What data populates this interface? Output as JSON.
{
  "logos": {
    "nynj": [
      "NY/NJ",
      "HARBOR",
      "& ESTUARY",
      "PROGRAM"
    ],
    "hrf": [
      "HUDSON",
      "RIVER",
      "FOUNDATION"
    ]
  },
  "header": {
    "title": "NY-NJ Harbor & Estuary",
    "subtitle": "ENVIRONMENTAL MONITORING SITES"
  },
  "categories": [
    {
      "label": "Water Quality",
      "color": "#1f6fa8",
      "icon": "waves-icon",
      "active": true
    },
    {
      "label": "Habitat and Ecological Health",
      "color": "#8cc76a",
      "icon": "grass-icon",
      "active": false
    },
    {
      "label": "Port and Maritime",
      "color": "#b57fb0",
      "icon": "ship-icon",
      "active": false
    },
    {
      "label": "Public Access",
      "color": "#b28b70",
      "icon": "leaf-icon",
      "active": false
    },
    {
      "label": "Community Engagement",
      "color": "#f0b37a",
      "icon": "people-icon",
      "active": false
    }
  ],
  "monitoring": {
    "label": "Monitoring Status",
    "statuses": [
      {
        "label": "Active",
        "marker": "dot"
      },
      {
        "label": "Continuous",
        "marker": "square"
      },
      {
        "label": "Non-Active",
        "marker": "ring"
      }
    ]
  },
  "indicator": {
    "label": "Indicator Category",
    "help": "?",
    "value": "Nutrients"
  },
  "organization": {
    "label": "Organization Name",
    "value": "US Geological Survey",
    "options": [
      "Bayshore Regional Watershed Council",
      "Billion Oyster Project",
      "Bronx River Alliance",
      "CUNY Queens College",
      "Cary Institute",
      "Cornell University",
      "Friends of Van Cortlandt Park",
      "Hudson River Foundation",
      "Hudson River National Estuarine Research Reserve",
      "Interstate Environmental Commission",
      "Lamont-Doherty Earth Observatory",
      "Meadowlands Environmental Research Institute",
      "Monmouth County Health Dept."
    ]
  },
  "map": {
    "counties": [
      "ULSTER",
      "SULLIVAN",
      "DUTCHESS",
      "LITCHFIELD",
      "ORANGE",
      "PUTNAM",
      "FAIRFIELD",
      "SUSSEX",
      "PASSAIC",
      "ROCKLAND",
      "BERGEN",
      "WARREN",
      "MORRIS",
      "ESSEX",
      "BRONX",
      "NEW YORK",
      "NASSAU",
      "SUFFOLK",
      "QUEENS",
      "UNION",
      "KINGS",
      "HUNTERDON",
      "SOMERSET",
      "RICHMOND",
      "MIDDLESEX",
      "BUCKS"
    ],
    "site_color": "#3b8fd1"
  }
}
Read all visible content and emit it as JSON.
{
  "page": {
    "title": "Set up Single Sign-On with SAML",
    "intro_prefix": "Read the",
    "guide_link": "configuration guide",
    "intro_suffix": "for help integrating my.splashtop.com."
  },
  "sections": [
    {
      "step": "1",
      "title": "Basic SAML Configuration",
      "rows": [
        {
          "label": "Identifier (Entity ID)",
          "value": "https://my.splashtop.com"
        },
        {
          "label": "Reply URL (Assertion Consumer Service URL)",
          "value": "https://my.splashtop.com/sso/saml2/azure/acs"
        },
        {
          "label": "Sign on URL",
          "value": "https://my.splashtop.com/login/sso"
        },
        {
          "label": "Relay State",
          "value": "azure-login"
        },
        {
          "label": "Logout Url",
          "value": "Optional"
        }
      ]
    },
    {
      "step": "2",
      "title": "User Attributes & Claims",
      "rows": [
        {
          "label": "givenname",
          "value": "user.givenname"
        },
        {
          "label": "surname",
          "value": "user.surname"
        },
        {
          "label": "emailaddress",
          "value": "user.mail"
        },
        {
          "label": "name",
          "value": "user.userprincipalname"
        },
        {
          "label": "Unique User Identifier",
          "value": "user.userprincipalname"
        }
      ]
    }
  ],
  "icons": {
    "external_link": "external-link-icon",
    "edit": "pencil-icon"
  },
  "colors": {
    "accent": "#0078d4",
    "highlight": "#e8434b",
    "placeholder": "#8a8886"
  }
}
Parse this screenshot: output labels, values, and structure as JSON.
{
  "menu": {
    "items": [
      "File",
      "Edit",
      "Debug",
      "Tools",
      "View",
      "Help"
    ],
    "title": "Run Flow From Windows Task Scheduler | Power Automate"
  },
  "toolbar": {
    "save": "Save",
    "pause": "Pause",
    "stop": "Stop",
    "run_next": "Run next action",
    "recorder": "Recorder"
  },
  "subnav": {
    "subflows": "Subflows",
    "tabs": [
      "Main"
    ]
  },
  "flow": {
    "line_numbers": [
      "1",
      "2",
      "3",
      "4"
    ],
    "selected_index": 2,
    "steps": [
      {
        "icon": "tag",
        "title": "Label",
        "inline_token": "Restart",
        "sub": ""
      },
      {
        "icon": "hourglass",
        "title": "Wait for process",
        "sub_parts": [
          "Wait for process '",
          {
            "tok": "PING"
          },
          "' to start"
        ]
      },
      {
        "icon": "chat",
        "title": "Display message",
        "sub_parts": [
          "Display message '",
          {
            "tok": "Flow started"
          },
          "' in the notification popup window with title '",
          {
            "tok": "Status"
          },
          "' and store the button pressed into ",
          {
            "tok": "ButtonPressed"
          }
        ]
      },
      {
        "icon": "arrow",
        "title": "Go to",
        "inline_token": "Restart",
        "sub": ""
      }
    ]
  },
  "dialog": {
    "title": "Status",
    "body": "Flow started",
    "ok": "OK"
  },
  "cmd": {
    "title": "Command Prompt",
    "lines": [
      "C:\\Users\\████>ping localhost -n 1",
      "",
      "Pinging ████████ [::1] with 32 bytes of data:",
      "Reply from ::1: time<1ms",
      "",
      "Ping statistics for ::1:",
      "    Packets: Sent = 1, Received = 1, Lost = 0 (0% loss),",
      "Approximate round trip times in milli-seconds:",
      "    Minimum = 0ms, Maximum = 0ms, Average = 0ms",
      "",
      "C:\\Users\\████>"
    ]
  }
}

---------------

◆ **THE TASK**
Track down every line holding the string "data" and copy it.

◆ **THE RESULT**
What data populates this interface? Output as JSON.
      "Pinging ████████ [::1] with 32 bytes of data:",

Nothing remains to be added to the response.